## What you will do
Can you reproduce every line of the material below, word for word and in the same order?

== Dataset rows

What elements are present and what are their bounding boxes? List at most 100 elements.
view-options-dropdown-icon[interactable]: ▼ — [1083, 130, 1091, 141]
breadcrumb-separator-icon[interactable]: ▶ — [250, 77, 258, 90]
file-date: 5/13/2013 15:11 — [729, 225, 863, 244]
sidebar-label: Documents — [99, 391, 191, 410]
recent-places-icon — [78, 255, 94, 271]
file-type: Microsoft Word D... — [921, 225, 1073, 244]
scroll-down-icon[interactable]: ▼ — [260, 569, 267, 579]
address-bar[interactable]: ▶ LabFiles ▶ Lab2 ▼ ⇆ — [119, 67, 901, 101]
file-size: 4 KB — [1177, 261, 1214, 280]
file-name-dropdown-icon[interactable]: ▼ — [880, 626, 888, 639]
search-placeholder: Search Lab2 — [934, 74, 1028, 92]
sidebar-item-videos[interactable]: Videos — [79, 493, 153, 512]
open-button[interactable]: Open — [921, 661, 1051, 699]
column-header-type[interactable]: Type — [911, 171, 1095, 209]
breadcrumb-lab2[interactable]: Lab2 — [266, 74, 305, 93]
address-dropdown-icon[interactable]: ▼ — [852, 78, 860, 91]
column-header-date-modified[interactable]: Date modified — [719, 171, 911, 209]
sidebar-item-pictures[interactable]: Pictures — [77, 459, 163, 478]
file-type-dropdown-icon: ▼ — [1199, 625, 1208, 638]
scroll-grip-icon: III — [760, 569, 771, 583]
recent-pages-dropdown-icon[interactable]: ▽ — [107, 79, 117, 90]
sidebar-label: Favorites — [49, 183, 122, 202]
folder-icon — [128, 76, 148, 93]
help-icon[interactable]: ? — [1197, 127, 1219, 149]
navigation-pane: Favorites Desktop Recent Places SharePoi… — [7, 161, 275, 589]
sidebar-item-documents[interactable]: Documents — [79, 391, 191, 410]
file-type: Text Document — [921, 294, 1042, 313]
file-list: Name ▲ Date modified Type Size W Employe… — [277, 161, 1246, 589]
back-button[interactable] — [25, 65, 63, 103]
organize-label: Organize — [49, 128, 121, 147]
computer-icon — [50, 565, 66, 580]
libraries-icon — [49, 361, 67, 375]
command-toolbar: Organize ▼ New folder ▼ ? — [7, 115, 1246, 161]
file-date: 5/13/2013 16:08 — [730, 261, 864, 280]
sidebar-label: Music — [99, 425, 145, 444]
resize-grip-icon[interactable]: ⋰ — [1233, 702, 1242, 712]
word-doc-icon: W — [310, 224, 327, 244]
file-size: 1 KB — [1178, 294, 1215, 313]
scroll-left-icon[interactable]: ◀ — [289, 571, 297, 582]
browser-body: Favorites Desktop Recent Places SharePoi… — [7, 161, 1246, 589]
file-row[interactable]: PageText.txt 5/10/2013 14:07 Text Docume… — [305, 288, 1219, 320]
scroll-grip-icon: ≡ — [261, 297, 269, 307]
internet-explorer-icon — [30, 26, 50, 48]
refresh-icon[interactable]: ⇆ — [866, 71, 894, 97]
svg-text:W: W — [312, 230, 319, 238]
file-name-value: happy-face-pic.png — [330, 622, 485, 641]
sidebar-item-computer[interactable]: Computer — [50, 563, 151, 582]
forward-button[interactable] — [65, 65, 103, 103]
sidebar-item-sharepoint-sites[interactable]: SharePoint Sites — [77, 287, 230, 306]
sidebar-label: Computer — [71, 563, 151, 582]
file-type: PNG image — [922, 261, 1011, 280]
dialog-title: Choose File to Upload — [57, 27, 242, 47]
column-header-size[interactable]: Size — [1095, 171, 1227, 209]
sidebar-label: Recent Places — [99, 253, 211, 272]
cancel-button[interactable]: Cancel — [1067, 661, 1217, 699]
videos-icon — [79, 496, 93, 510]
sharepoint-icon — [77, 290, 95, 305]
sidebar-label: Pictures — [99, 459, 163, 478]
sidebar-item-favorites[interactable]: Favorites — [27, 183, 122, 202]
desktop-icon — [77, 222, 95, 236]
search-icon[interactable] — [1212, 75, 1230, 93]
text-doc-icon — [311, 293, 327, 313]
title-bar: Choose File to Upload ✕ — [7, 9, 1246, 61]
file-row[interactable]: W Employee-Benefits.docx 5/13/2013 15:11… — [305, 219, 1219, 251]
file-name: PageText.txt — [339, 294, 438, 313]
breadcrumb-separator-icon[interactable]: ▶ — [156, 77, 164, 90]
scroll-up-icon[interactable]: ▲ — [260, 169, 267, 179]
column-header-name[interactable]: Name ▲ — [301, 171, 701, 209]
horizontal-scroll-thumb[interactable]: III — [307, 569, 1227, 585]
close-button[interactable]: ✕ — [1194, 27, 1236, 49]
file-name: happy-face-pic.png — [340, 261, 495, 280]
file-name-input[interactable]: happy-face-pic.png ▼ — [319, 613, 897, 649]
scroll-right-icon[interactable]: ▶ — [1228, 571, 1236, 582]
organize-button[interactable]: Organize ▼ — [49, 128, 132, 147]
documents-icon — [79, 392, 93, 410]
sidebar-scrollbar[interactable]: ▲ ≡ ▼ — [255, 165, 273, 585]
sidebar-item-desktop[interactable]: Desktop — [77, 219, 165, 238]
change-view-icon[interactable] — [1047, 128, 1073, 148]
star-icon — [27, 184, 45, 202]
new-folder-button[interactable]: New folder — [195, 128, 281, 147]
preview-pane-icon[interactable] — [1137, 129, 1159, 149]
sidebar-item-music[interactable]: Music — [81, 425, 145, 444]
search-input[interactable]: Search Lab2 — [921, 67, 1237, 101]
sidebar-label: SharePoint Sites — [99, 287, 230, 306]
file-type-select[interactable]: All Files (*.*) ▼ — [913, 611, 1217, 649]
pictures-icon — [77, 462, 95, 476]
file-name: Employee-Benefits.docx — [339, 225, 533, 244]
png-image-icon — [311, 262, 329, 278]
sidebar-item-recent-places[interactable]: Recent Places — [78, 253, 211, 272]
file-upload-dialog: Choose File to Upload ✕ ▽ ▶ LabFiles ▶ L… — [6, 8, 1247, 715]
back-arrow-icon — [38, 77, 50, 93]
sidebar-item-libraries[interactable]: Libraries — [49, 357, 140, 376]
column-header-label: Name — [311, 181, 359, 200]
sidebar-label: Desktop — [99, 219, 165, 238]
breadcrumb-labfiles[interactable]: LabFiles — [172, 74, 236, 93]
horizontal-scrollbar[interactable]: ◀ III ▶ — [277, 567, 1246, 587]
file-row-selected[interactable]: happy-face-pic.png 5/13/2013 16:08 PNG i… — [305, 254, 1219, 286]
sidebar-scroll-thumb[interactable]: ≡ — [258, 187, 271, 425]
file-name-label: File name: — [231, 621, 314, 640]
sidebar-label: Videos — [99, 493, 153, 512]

====

## Output of the task
What elements are present and what are their bounding boxes? List at most 100 elements.
view-options-dropdown-icon[interactable]: ▼ — [1083, 130, 1091, 141]
breadcrumb-separator-icon[interactable]: ▶ — [250, 77, 258, 90]
file-date: 5/13/2013 15:11 — [729, 225, 863, 244]
sidebar-label: Documents — [99, 391, 191, 410]
recent-places-icon — [78, 255, 94, 271]
file-type: Microsoft Word D... — [921, 225, 1073, 244]
scroll-down-icon[interactable]: ▼ — [260, 569, 267, 579]
address-bar[interactable]: ▶ LabFiles ▶ Lab2 ▼ ⇆ — [119, 67, 901, 101]
file-size: 4 KB — [1177, 261, 1214, 280]
file-name-dropdown-icon[interactable]: ▼ — [880, 626, 888, 639]
search-placeholder: Search Lab2 — [934, 74, 1028, 92]
sidebar-item-videos[interactable]: Videos — [79, 493, 153, 512]
open-button[interactable]: Open — [921, 661, 1051, 699]
column-header-type[interactable]: Type — [911, 171, 1095, 209]
breadcrumb-lab2[interactable]: Lab2 — [266, 74, 305, 93]
address-dropdown-icon[interactable]: ▼ — [852, 78, 860, 91]
column-header-date-modified[interactable]: Date modified — [719, 171, 911, 209]
sidebar-item-pictures[interactable]: Pictures — [77, 459, 163, 478]
file-type-dropdown-icon: ▼ — [1199, 625, 1208, 638]
scroll-grip-icon: III — [760, 569, 771, 583]
recent-pages-dropdown-icon[interactable]: ▽ — [107, 79, 117, 90]
sidebar-label: Favorites — [49, 183, 122, 202]
folder-icon — [128, 76, 148, 93]
help-icon[interactable]: ? — [1197, 127, 1219, 149]
navigation-pane: Favorites Desktop Recent Places SharePoi… — [7, 161, 275, 589]
sidebar-item-documents[interactable]: Documents — [79, 391, 191, 410]
file-type: Text Document — [921, 294, 1042, 313]
file-list: Name ▲ Date modified Type Size W Employe… — [277, 161, 1246, 589]
back-button[interactable] — [25, 65, 63, 103]
organize-label: Organize — [49, 128, 121, 147]
computer-icon — [50, 565, 66, 580]
libraries-icon — [49, 361, 67, 375]
command-toolbar: Organize ▼ New folder ▼ ? — [7, 115, 1246, 161]
file-date: 5/13/2013 16:08 — [730, 261, 864, 280]
sidebar-label: Music — [99, 425, 145, 444]
resize-grip-icon[interactable]: ⋰ — [1233, 702, 1242, 712]
word-doc-icon: W — [310, 224, 327, 244]
file-size: 1 KB — [1178, 294, 1215, 313]
scroll-left-icon[interactable]: ◀ — [289, 571, 297, 582]
browser-body: Favorites Desktop Recent Places SharePoi… — [7, 161, 1246, 589]
file-row[interactable]: PageText.txt 5/10/2013 14:07 Text Docume… — [305, 288, 1219, 320]
scroll-grip-icon: ≡ — [261, 297, 269, 307]
internet-explorer-icon — [30, 26, 50, 48]
refresh-icon[interactable]: ⇆ — [866, 71, 894, 97]
svg-text:W: W — [312, 230, 319, 238]
file-name-value: happy-face-pic.png — [330, 622, 485, 641]
sidebar-item-computer[interactable]: Computer — [50, 563, 151, 582]
forward-button[interactable] — [65, 65, 103, 103]
sidebar-item-sharepoint-sites[interactable]: SharePoint Sites — [77, 287, 230, 306]
sidebar-label: Computer — [71, 563, 151, 582]
file-type: PNG image — [922, 261, 1011, 280]
dialog-title: Choose File to Upload — [57, 27, 242, 47]
column-header-size[interactable]: Size — [1095, 171, 1227, 209]
sidebar-label: Recent Places — [99, 253, 211, 272]
cancel-button[interactable]: Cancel — [1067, 661, 1217, 699]
videos-icon — [79, 496, 93, 510]
sharepoint-icon — [77, 290, 95, 305]
sidebar-label: Pictures — [99, 459, 163, 478]
sidebar-item-favorites[interactable]: Favorites — [27, 183, 122, 202]
desktop-icon — [77, 222, 95, 236]
search-icon[interactable] — [1212, 75, 1230, 93]
text-doc-icon — [311, 293, 327, 313]
title-bar: Choose File to Upload ✕ — [7, 9, 1246, 61]
file-row[interactable]: W Employee-Benefits.docx 5/13/2013 15:11… — [305, 219, 1219, 251]
file-name: PageText.txt — [339, 294, 438, 313]
breadcrumb-separator-icon[interactable]: ▶ — [156, 77, 164, 90]
scroll-up-icon[interactable]: ▲ — [260, 169, 267, 179]
column-header-name[interactable]: Name ▲ — [301, 171, 701, 209]
horizontal-scroll-thumb[interactable]: III — [307, 569, 1227, 585]
close-button[interactable]: ✕ — [1194, 27, 1236, 49]
file-name: happy-face-pic.png — [340, 261, 495, 280]
file-name-input[interactable]: happy-face-pic.png ▼ — [319, 613, 897, 649]
scroll-right-icon[interactable]: ▶ — [1228, 571, 1236, 582]
organize-button[interactable]: Organize ▼ — [49, 128, 132, 147]
documents-icon — [79, 392, 93, 410]
sidebar-scrollbar[interactable]: ▲ ≡ ▼ — [255, 165, 273, 585]
sidebar-item-desktop[interactable]: Desktop — [77, 219, 165, 238]
change-view-icon[interactable] — [1047, 128, 1073, 148]
star-icon — [27, 184, 45, 202]
new-folder-button[interactable]: New folder — [195, 128, 281, 147]
preview-pane-icon[interactable] — [1137, 129, 1159, 149]
sidebar-item-music[interactable]: Music — [81, 425, 145, 444]
search-input[interactable]: Search Lab2 — [921, 67, 1237, 101]
sidebar-label: SharePoint Sites — [99, 287, 230, 306]
file-type-select[interactable]: All Files (*.*) ▼ — [913, 611, 1217, 649]
pictures-icon — [77, 462, 95, 476]
file-name: Employee-Benefits.docx — [339, 225, 533, 244]
png-image-icon — [311, 262, 329, 278]
sidebar-item-recent-places[interactable]: Recent Places — [78, 253, 211, 272]
file-upload-dialog: Choose File to Upload ✕ ▽ ▶ LabFiles ▶ L… — [6, 8, 1247, 715]
back-arrow-icon — [38, 77, 50, 93]
sidebar-item-libraries[interactable]: Libraries — [49, 357, 140, 376]
column-header-label: Name — [311, 181, 359, 200]
sidebar-label: Desktop — [99, 219, 165, 238]
breadcrumb-labfiles[interactable]: LabFiles — [172, 74, 236, 93]
horizontal-scrollbar[interactable]: ◀ III ▶ — [277, 567, 1246, 587]
file-row-selected[interactable]: happy-face-pic.png 5/13/2013 16:08 PNG i… — [305, 254, 1219, 286]
sidebar-scroll-thumb[interactable]: ≡ — [258, 187, 271, 425]
file-name-label: File name: — [231, 621, 314, 640]
sidebar-label: Videos — [99, 493, 153, 512]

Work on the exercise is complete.